# To be done
Reproduce every line in the listing that contains the word "populates".

++++++++++

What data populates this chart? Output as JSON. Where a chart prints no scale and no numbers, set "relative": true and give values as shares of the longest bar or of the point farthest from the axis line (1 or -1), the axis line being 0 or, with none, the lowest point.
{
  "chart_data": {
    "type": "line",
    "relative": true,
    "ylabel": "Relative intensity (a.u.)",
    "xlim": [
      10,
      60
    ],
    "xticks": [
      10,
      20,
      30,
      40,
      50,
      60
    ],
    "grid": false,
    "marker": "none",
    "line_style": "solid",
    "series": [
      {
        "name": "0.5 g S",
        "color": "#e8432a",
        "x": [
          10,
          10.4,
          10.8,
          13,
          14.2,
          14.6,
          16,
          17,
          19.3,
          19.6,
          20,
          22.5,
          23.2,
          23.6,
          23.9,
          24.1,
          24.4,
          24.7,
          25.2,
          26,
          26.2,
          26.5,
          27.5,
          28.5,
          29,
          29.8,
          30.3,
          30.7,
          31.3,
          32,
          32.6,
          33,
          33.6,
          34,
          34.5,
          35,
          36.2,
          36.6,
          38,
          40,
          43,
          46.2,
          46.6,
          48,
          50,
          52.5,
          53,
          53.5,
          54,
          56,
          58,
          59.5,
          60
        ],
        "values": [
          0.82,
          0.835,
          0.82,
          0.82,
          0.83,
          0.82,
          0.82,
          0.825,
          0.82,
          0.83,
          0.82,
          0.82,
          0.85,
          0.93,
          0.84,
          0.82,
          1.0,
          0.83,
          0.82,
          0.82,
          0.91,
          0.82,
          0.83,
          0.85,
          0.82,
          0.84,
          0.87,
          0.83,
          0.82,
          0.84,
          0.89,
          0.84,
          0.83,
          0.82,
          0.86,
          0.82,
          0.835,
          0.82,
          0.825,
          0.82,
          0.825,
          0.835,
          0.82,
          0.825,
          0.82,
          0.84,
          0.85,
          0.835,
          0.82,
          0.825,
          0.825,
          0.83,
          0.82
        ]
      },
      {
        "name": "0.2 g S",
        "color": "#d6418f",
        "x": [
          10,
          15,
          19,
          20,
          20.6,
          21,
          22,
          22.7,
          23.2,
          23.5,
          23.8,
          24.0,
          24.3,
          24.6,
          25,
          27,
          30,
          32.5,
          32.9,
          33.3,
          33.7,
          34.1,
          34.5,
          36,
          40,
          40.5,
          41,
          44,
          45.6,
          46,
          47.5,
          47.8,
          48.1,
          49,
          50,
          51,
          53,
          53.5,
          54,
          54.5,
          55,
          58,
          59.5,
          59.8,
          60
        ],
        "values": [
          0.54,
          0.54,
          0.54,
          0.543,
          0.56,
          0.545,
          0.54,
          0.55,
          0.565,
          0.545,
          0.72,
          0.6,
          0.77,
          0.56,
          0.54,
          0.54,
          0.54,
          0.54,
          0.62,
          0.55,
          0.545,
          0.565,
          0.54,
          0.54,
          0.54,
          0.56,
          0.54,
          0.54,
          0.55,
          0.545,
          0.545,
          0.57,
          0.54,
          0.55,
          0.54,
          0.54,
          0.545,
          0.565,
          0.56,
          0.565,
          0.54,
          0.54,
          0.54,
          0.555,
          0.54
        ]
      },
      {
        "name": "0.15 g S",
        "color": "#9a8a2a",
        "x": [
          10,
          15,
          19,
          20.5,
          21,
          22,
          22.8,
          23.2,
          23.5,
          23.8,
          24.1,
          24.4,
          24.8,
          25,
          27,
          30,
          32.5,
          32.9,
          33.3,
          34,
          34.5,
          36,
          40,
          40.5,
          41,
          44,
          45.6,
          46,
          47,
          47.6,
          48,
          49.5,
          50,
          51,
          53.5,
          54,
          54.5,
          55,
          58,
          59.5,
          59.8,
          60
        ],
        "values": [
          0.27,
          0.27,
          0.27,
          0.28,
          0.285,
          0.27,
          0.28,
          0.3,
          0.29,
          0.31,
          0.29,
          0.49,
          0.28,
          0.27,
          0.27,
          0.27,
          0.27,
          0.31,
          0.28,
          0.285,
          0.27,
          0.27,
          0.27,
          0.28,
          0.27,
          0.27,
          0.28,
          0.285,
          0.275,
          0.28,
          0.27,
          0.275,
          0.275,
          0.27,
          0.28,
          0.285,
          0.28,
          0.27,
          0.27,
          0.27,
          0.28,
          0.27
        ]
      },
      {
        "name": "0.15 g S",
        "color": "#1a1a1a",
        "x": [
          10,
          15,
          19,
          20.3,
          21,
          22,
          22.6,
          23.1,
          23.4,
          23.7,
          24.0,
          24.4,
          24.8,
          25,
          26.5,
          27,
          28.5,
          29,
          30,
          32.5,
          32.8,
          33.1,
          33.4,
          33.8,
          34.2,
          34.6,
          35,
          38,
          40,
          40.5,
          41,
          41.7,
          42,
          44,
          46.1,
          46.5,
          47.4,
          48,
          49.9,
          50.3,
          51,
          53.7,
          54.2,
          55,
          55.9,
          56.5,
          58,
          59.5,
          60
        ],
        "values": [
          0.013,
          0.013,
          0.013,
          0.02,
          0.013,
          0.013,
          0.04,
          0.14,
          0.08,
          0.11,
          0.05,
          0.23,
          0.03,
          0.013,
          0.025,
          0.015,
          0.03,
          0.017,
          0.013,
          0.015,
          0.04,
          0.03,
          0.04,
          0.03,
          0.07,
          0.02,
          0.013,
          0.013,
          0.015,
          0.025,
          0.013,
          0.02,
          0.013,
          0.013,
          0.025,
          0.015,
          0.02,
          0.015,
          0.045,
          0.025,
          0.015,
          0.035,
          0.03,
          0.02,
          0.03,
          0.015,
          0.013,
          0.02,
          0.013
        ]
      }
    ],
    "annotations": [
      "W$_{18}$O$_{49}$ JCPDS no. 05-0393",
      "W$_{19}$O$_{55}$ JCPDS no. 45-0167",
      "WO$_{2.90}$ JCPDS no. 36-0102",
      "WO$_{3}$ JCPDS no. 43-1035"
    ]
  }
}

++++++++++

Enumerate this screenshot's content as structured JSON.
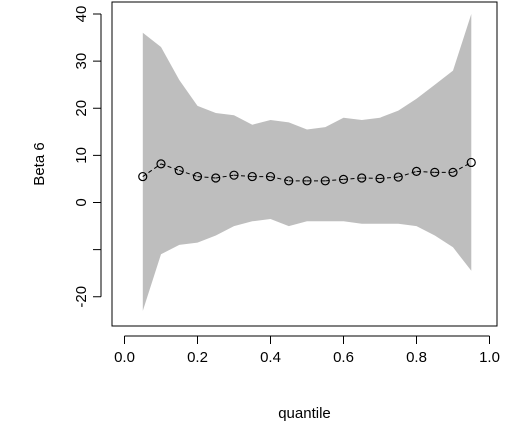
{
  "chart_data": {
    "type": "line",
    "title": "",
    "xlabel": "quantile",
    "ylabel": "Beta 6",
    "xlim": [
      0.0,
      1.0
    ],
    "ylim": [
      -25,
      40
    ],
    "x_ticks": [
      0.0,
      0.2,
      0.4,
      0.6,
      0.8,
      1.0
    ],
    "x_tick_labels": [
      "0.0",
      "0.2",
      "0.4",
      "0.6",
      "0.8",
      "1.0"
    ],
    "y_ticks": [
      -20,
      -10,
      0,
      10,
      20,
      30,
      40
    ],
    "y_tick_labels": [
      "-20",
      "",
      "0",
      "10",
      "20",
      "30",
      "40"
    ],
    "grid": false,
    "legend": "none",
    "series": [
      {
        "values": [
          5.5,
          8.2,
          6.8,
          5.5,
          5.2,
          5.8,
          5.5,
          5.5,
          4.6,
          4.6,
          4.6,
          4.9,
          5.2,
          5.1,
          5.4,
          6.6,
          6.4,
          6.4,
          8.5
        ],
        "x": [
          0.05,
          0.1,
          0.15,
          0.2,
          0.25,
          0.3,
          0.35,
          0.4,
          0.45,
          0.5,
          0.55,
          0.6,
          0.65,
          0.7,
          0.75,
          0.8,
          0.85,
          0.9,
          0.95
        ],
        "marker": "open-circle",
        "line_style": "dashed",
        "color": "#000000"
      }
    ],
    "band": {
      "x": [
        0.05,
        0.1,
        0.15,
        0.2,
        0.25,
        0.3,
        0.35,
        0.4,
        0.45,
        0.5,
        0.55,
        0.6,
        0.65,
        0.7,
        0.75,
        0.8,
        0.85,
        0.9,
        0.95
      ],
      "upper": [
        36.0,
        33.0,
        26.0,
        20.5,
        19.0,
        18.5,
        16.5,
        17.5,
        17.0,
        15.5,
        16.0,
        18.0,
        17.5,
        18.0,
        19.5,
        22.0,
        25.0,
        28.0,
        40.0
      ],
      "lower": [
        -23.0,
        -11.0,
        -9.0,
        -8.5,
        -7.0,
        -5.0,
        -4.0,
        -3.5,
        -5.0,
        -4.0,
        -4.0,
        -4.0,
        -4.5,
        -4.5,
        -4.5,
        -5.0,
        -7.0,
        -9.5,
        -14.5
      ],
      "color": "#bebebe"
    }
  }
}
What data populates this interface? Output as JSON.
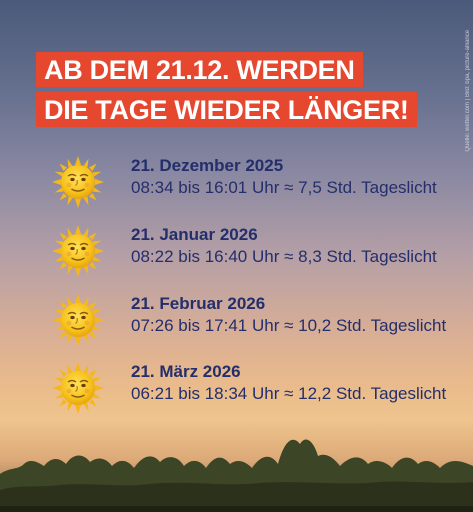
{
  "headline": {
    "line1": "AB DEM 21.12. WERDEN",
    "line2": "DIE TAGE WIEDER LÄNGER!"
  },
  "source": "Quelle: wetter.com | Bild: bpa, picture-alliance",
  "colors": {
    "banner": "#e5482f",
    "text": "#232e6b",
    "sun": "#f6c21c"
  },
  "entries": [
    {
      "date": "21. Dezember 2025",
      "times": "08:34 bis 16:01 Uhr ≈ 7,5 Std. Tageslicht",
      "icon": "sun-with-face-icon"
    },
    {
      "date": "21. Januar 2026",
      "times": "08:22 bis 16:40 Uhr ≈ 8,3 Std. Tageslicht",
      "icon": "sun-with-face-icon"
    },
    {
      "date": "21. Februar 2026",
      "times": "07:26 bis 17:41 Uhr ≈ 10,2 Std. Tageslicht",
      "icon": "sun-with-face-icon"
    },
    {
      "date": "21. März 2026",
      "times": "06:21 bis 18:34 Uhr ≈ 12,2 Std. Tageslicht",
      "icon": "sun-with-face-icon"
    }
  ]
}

++++++++++

# Solved exercise
What data populates this chart? Output as JSON. Where a chart prints no scale and no numbers, set "relative": true and give values as shares of the longest bar or of the point farthest from the axis line (1 or -1), the axis line being 0 or, with none, the lowest point.
What data populates this interface? Output as JSON.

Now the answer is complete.